[Stored records]
[Start]

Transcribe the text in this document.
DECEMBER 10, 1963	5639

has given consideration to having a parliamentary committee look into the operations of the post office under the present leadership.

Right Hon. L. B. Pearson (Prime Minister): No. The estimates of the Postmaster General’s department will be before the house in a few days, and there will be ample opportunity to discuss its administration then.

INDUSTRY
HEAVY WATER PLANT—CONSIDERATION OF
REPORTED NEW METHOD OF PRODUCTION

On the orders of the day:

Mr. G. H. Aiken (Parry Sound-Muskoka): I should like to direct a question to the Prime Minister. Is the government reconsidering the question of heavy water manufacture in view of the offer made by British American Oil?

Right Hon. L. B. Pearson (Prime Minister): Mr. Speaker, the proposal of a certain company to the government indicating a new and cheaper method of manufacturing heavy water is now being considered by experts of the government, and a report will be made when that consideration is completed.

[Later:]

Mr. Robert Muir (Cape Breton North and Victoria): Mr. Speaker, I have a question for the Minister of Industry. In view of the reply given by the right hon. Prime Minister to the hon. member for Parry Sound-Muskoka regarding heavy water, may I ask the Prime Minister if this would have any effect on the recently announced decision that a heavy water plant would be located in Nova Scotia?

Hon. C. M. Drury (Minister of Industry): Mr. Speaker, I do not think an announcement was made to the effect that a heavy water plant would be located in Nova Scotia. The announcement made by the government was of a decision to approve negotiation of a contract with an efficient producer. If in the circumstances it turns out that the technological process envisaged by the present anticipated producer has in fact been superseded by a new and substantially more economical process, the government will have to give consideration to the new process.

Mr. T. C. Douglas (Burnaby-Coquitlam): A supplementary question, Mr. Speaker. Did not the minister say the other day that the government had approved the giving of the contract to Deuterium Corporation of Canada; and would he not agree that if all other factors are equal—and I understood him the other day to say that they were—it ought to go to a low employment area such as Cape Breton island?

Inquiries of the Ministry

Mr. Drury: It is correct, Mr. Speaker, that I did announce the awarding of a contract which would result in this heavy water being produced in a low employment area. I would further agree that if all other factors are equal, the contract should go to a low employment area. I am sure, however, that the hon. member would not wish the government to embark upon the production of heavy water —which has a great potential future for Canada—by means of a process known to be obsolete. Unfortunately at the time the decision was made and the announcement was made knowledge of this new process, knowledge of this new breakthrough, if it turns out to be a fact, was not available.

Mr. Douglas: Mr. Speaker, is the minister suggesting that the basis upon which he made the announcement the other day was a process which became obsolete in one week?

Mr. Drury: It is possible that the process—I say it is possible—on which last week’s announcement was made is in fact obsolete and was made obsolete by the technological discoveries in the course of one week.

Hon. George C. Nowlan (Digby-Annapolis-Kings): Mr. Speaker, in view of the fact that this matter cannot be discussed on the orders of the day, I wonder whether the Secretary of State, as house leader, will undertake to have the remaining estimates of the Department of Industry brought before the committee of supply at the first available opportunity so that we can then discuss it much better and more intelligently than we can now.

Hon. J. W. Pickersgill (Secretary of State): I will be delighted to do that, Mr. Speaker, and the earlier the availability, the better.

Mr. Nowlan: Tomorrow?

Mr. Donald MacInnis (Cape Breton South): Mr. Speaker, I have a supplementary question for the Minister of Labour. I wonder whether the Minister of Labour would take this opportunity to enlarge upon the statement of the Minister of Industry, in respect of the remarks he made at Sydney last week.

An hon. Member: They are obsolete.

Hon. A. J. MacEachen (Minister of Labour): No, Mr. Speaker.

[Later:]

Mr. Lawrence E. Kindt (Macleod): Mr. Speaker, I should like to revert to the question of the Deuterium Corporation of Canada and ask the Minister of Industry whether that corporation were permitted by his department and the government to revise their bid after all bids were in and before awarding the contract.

[End]

# [What you are asked to do]
Retype all of the material above with every character intact.

# [Result of the exercise]
Transcribe the text in this document.
DECEMBER 10, 1963	5639

has given consideration to having a parliamentary committee look into the operations of the post office under the present leadership.

Right Hon. L. B. Pearson (Prime Minister): No. The estimates of the Postmaster General’s department will be before the house in a few days, and there will be ample opportunity to discuss its administration then.

INDUSTRY
HEAVY WATER PLANT—CONSIDERATION OF
REPORTED NEW METHOD OF PRODUCTION

On the orders of the day:

Mr. G. H. Aiken (Parry Sound-Muskoka): I should like to direct a question to the Prime Minister. Is the government reconsidering the question of heavy water manufacture in view of the offer made by British American Oil?

Right Hon. L. B. Pearson (Prime Minister): Mr. Speaker, the proposal of a certain company to the government indicating a new and cheaper method of manufacturing heavy water is now being considered by experts of the government, and a report will be made when that consideration is completed.

[Later:]

Mr. Robert Muir (Cape Breton North and Victoria): Mr. Speaker, I have a question for the Minister of Industry. In view of the reply given by the right hon. Prime Minister to the hon. member for Parry Sound-Muskoka regarding heavy water, may I ask the Prime Minister if this would have any effect on the recently announced decision that a heavy water plant would be located in Nova Scotia?

Hon. C. M. Drury (Minister of Industry): Mr. Speaker, I do not think an announcement was made to the effect that a heavy water plant would be located in Nova Scotia. The announcement made by the government was of a decision to approve negotiation of a contract with an efficient producer. If in the circumstances it turns out that the technological process envisaged by the present anticipated producer has in fact been superseded by a new and substantially more economical process, the government will have to give consideration to the new process.

Mr. T. C. Douglas (Burnaby-Coquitlam): A supplementary question, Mr. Speaker. Did not the minister say the other day that the government had approved the giving of the contract to Deuterium Corporation of Canada; and would he not agree that if all other factors are equal—and I understood him the other day to say that they were—it ought to go to a low employment area such as Cape Breton island?

Inquiries of the Ministry

Mr. Drury: It is correct, Mr. Speaker, that I did announce the awarding of a contract which would result in this heavy water being produced in a low employment area. I would further agree that if all other factors are equal, the contract should go to a low employment area. I am sure, however, that the hon. member would not wish the government to embark upon the production of heavy water —which has a great potential future for Canada—by means of a process known to be obsolete. Unfortunately at the time the decision was made and the announcement was made knowledge of this new process, knowledge of this new breakthrough, if it turns out to be a fact, was not available.

Mr. Douglas: Mr. Speaker, is the minister suggesting that the basis upon which he made the announcement the other day was a process which became obsolete in one week?

Mr. Drury: It is possible that the process—I say it is possible—on which last week’s announcement was made is in fact obsolete and was made obsolete by the technological discoveries in the course of one week.

Hon. George C. Nowlan (Digby-Annapolis-Kings): Mr. Speaker, in view of the fact that this matter cannot be discussed on the orders of the day, I wonder whether the Secretary of State, as house leader, will undertake to have the remaining estimates of the Department of Industry brought before the committee of supply at the first available opportunity so that we can then discuss it much better and more intelligently than we can now.

Hon. J. W. Pickersgill (Secretary of State): I will be delighted to do that, Mr. Speaker, and the earlier the availability, the better.

Mr. Nowlan: Tomorrow?

Mr. Donald MacInnis (Cape Breton South): Mr. Speaker, I have a supplementary question for the Minister of Labour. I wonder whether the Minister of Labour would take this opportunity to enlarge upon the statement of the Minister of Industry, in respect of the remarks he made at Sydney last week.

An hon. Member: They are obsolete.

Hon. A. J. MacEachen (Minister of Labour): No, Mr. Speaker.

[Later:]

Mr. Lawrence E. Kindt (Macleod): Mr. Speaker, I should like to revert to the question of the Deuterium Corporation of Canada and ask the Minister of Industry whether that corporation were permitted by his department and the government to revise their bid after all bids were in and before awarding the contract.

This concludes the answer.